[Dataset records]
((

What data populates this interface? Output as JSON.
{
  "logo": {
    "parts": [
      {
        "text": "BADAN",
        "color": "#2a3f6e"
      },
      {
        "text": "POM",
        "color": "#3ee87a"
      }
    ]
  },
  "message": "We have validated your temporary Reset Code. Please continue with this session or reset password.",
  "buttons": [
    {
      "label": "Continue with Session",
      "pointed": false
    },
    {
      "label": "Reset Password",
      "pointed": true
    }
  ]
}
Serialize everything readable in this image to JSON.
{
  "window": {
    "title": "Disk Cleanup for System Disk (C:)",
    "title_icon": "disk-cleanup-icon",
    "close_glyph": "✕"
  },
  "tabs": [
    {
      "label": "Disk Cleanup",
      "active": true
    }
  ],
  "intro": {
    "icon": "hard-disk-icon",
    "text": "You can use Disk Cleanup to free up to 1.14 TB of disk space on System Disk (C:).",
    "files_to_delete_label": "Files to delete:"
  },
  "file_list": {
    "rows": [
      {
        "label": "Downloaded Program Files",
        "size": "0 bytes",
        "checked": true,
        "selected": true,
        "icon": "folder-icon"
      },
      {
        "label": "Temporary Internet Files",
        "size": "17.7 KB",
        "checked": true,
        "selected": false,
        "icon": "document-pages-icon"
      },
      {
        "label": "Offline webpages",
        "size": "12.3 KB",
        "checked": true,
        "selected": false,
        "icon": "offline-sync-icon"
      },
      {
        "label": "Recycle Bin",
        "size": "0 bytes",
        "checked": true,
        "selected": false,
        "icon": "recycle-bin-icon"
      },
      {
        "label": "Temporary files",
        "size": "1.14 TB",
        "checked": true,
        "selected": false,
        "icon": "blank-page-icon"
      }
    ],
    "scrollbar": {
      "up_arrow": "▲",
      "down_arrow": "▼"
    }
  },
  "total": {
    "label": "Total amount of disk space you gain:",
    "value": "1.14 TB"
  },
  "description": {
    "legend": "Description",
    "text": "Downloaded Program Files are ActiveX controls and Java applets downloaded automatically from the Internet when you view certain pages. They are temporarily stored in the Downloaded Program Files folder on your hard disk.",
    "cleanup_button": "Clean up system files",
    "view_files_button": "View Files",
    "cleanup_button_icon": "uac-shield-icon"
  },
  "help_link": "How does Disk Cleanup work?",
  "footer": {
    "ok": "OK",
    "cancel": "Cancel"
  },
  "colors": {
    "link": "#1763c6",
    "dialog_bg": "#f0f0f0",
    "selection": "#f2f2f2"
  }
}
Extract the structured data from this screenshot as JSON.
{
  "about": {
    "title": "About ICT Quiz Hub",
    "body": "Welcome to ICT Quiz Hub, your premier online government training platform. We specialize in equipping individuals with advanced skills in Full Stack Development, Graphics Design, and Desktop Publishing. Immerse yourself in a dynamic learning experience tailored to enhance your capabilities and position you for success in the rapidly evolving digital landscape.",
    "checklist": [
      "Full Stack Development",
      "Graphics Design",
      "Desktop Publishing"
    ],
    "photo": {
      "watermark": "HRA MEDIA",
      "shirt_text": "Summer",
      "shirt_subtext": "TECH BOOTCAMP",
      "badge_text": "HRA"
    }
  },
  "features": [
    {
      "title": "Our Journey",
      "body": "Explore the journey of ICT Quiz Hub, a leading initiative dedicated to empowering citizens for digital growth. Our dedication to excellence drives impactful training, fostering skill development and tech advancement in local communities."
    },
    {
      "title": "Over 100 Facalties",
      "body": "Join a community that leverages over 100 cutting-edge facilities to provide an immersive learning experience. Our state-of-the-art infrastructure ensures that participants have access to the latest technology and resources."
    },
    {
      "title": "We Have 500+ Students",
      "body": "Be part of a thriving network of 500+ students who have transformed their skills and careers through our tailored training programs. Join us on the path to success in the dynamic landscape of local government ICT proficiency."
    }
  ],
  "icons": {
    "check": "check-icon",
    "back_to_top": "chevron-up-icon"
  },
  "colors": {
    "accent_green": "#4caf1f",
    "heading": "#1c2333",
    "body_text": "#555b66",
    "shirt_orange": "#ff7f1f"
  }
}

))

**What is being asked:** Give the complete listing a second time, exactly as it reads.

**Response below:**
What data populates this interface? Output as JSON.
{
  "logo": {
    "parts": [
      {
        "text": "BADAN",
        "color": "#2a3f6e"
      },
      {
        "text": "POM",
        "color": "#3ee87a"
      }
    ]
  },
  "message": "We have validated your temporary Reset Code. Please continue with this session or reset password.",
  "buttons": [
    {
      "label": "Continue with Session",
      "pointed": false
    },
    {
      "label": "Reset Password",
      "pointed": true
    }
  ]
}
Serialize everything readable in this image to JSON.
{
  "window": {
    "title": "Disk Cleanup for System Disk (C:)",
    "title_icon": "disk-cleanup-icon",
    "close_glyph": "✕"
  },
  "tabs": [
    {
      "label": "Disk Cleanup",
      "active": true
    }
  ],
  "intro": {
    "icon": "hard-disk-icon",
    "text": "You can use Disk Cleanup to free up to 1.14 TB of disk space on System Disk (C:).",
    "files_to_delete_label": "Files to delete:"
  },
  "file_list": {
    "rows": [
      {
        "label": "Downloaded Program Files",
        "size": "0 bytes",
        "checked": true,
        "selected": true,
        "icon": "folder-icon"
      },
      {
        "label": "Temporary Internet Files",
        "size": "17.7 KB",
        "checked": true,
        "selected": false,
        "icon": "document-pages-icon"
      },
      {
        "label": "Offline webpages",
        "size": "12.3 KB",
        "checked": true,
        "selected": false,
        "icon": "offline-sync-icon"
      },
      {
        "label": "Recycle Bin",
        "size": "0 bytes",
        "checked": true,
        "selected": false,
        "icon": "recycle-bin-icon"
      },
      {
        "label": "Temporary files",
        "size": "1.14 TB",
        "checked": true,
        "selected": false,
        "icon": "blank-page-icon"
      }
    ],
    "scrollbar": {
      "up_arrow": "▲",
      "down_arrow": "▼"
    }
  },
  "total": {
    "label": "Total amount of disk space you gain:",
    "value": "1.14 TB"
  },
  "description": {
    "legend": "Description",
    "text": "Downloaded Program Files are ActiveX controls and Java applets downloaded automatically from the Internet when you view certain pages. They are temporarily stored in the Downloaded Program Files folder on your hard disk.",
    "cleanup_button": "Clean up system files",
    "view_files_button": "View Files",
    "cleanup_button_icon": "uac-shield-icon"
  },
  "help_link": "How does Disk Cleanup work?",
  "footer": {
    "ok": "OK",
    "cancel": "Cancel"
  },
  "colors": {
    "link": "#1763c6",
    "dialog_bg": "#f0f0f0",
    "selection": "#f2f2f2"
  }
}
Extract the structured data from this screenshot as JSON.
{
  "about": {
    "title": "About ICT Quiz Hub",
    "body": "Welcome to ICT Quiz Hub, your premier online government training platform. We specialize in equipping individuals with advanced skills in Full Stack Development, Graphics Design, and Desktop Publishing. Immerse yourself in a dynamic learning experience tailored to enhance your capabilities and position you for success in the rapidly evolving digital landscape.",
    "checklist": [
      "Full Stack Development",
      "Graphics Design",
      "Desktop Publishing"
    ],
    "photo": {
      "watermark": "HRA MEDIA",
      "shirt_text": "Summer",
      "shirt_subtext": "TECH BOOTCAMP",
      "badge_text": "HRA"
    }
  },
  "features": [
    {
      "title": "Our Journey",
      "body": "Explore the journey of ICT Quiz Hub, a leading initiative dedicated to empowering citizens for digital growth. Our dedication to excellence drives impactful training, fostering skill development and tech advancement in local communities."
    },
    {
      "title": "Over 100 Facalties",
      "body": "Join a community that leverages over 100 cutting-edge facilities to provide an immersive learning experience. Our state-of-the-art infrastructure ensures that participants have access to the latest technology and resources."
    },
    {
      "title": "We Have 500+ Students",
      "body": "Be part of a thriving network of 500+ students who have transformed their skills and careers through our tailored training programs. Join us on the path to success in the dynamic landscape of local government ICT proficiency."
    }
  ],
  "icons": {
    "check": "check-icon",
    "back_to_top": "chevron-up-icon"
  },
  "colors": {
    "accent_green": "#4caf1f",
    "heading": "#1c2333",
    "body_text": "#555b66",
    "shirt_orange": "#ff7f1f"
  }
}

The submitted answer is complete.